-- Excerpt --
When Samuel Hoffberger's son, Jerold Hoffberger, returned from World War II in 1945, he was made treasurer of the company at age 26. In 1947, after the death of Arthur Deute, Jerold was named President of the National Brewing Company, a position he would hold for 28 years. Under Jerold Hoffberger's leadership, National undertook an aggressive expansion program.

National Bohemian gained increased prominence in 1954 after Jerold Hoffberger played a key role in the successful effort to move the St. Louis Browns to Baltimore where they became the Baltimore Orioles. “Natty Boh” was sold at Memorial Stadium and would ultimately become the official sponsor of the Baltimore Orioles.

In 1954 the company expanded outside Maryland by buying a controlling interest in the Altes Brewing Co. of Detroit. By that time, National was brewing 1,000,000 barrels annually at its Baltimore plant - an increase from 300,000 barrels just seven years earlier - while the Altes acquisition added another 800,000 barrels of capacity.

Two years later, in 1956, National Brewing purchased the Marlin Brewing Co. of Orlando Florida, which added another 120,000 barrels in annual production capacity.

In October 1958 the company launched a new advertising campaign praising the Chesapeake Bay region and describing National Bohemian beer as being “From the Land of Pleasant Living.” The slogan became part of the folk culture of Maryland and the unofficial motto of the state. In 1959 Maryland's House of Delegates and Senate adopted resolutions commending the National Brewing Company "for their outstanding work in publicizing and extolling the virtues of Maryland and the Chesapeake Bay". The theme was later incorporated into the company's jingle, which boasted that National beer was proudly “brewed on the shores of the Chesapeake Bay.” Land of Pleasant Living themed advertising was used by the company until 1970, when it was retired because it was thought to be wearing thin.

In 1960, National produced 1,354,000 barrels.

The company acquired the Miami, Florida Regal brewery plant and its brands in June 1961. The Miami brewery had a capacity of between 400,000 and 500,000 barrels annually. National continued to brew Regal beer in Miami. The smaller Orlando plant was closed later that year.

National's last brewery acquisition occurred in 1966 when it purchased the Phoenix, Arizona plant of Carling Brewing Co. Until 1964 the Phoenix brewery had been owned by the Arizona Brewing Co., and National's acquisition included the A-1 beer label, which had been an Arizona Brewing brand. The Phoenix plant had a capacity of 350,000 barrels a year and brought National's total capacity to 2,600,000 barrels.

===Contraction, Merger and Sale===
By the early 1970s, the National Brewing Company, facing intense competition and high prices, struggled to continue operating as an independent entity.

National's Detroit brewery closed in early 1974, and its Miami plant was shut down in early 1975, leaving only the Baltimore and Phoenix plants in operation.

Element region listings:
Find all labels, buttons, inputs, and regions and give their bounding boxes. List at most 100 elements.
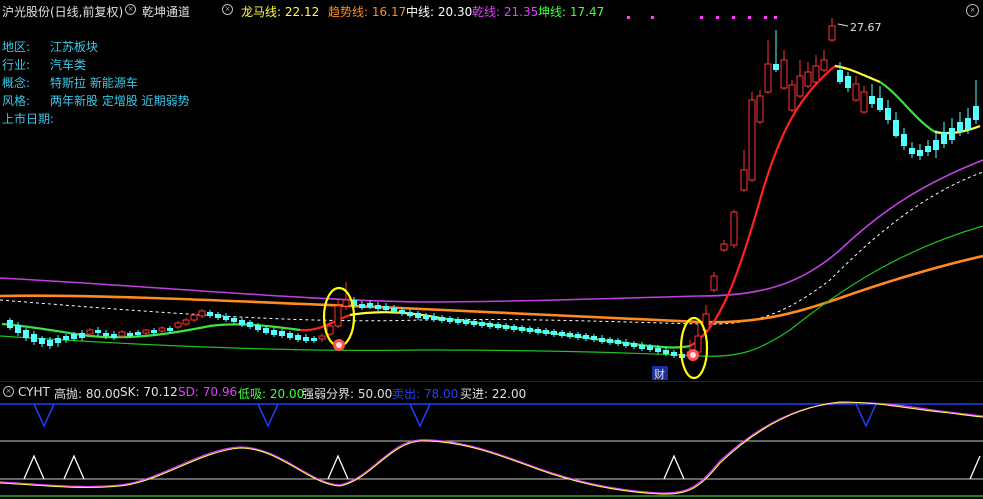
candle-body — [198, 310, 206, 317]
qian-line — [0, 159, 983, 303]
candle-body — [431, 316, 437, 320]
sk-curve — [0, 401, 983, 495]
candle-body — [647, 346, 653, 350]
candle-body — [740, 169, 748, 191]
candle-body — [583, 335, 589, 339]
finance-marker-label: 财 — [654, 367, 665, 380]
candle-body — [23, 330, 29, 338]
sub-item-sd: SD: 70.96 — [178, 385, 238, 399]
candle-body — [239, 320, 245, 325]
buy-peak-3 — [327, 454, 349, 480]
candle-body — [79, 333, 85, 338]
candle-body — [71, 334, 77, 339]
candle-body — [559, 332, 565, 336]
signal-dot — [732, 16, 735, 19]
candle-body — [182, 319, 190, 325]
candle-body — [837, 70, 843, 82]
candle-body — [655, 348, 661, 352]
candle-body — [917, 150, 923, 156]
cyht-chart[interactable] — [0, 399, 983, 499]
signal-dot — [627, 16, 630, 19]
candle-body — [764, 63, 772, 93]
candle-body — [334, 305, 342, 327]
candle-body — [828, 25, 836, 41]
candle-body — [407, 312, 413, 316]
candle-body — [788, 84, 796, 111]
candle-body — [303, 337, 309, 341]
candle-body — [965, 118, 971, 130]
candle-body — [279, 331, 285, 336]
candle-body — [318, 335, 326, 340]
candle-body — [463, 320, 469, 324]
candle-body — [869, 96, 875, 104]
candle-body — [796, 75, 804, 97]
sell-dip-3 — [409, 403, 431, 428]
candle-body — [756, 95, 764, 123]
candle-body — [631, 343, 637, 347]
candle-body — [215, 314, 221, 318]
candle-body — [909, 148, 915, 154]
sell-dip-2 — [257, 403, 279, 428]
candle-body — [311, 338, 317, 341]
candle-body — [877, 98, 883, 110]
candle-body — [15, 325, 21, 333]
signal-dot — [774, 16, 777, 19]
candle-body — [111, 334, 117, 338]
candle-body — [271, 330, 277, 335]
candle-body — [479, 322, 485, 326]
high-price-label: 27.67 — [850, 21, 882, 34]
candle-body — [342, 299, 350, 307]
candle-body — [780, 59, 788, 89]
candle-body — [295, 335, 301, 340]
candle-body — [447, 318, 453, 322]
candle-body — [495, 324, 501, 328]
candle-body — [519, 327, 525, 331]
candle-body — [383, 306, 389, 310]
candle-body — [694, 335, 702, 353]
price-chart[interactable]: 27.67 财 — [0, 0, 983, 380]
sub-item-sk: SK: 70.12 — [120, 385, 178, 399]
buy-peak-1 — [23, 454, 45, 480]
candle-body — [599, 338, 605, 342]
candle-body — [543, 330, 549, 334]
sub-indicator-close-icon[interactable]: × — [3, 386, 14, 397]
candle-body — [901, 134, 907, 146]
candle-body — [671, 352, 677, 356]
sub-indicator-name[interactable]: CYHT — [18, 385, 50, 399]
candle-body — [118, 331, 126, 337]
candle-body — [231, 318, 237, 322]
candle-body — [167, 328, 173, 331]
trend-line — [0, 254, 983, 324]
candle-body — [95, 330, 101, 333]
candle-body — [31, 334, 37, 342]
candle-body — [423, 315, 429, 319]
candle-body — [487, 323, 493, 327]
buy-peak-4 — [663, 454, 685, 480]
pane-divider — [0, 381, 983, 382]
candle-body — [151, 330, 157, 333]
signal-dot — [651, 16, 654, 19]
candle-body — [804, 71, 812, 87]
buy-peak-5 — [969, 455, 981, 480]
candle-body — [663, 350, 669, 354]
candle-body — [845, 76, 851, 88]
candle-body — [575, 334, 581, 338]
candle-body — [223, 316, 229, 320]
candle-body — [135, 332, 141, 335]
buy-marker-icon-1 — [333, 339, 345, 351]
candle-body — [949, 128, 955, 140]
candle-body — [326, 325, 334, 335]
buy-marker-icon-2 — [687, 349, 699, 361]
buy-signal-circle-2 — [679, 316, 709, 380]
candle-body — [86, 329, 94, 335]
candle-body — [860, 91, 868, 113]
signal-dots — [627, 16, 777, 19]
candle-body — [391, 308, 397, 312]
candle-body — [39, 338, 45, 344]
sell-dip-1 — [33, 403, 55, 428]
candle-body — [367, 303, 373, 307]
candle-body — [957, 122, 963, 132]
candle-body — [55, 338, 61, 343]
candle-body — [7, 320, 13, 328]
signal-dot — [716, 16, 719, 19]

-- Short problem 1 --
Output the stretch of the National Brewing Company history from "National Bohemian gained" through "of the Baltimore Orioles.", copied word for word.
-- Short problem 2 --
Finish out the next part of the National Brewing Company history, picking up after its final sentence.

-- Expected output 1 --
National Bohemian gained increased prominence in 1954 after Jerold Hoffberger played a key role in the successful effort to move the St. Louis Browns to Baltimore where they became the Baltimore Orioles. “Natty Boh” was sold at Memorial Stadium and would ultimately become the official sponsor of the Baltimore Orioles.

-- Expected output 2 --
In 1974 the company produced 2.2 million barrels.

In 1975, National Brewing was acquired by Carling Brewing Company in what was described at the time as a merger. Although the Hoffbergers managed to sell their beer holdings for more than $16 million, Jerold Hoffberger stayed on as head of Carling-National Breweries. At the time, National had two breweries and Carling had seven, including a large plant in Halethorpe, Baltimore County that was built in 1961; together they had the capacity to brew 7 million barrels a year, making it the 9th largest brewery in the country. Nevertheless, as Carling-National experienced a sharp decline in sales their first year, a merger with Pabst Brewing Company was subsequently proposed. The court, however, arguing that the fusion of the two companies would result in a monopoly, denied the merger. Merely three years later, Carling-National was sold to G. Heileman Brewing Company of La Crosse, Wisconsin and the former brewing facility of Brewer's Hill was closed.
Stroh Brewery Company of Detroit, Michigan later bought over the rights from Heileman in 1996. National Bohemian beer has not been brewed in Baltimore since.

===21st century===
In the early 2000s the old Baltimore National Brewing plant was converted to business and office spaces as a part of the Brewers Hill redevelopment project by Obrecht Commercial Real Estate.

The National Brewing Company complex was listed on the National Register of Historic Places in 2002. It is located in the Brewers Hill Historic District.

== National Brewing Company Brands ==
Pre-Prohibition beers produced by the National Brewing Company included Bohemian.

Within several years of the repeal of Prohibition in 1933, the company produced a lager, ale and seasonal bock. By the end of the 1930s, however, the company's flagship brand was National Bohemian while National Premium was also widely distributed. Post-Prohibition brands produced by National included:

=== National Bohemian===
After Pabst's acquisition of National Bohemian, the beer was brewed in North Carolina by Miller Brewing, under a contract agreement.

=== National Premium===
In late 2011, it was announced that the National Premium label would be revived under the ownership of an Easton, Maryland, based entrepreneur. Using the same recipe as the original, National Premium Beer is now brewed under contract for The National Brewing Company by Heavy Seas Brewery in Halethorpe. The National Premium brand is independent and has no relationship with the present-day National Bohemian, which is owned by Pabst.

=== Colt 45 Malt Liquor===
In 1963, National Brewing Company started brewing Colt 45 (which was rumored to be named after 1963 Colts running back #45 Jerry Hill although Hill had no personal knowledge that it was). Prior to its advent, the only major national brand of malt liquor was Country Club. To emblemize its "extra kick" compared with competing brands, Colt 45 was accordingly labeled with a kicking horse and horse shoe.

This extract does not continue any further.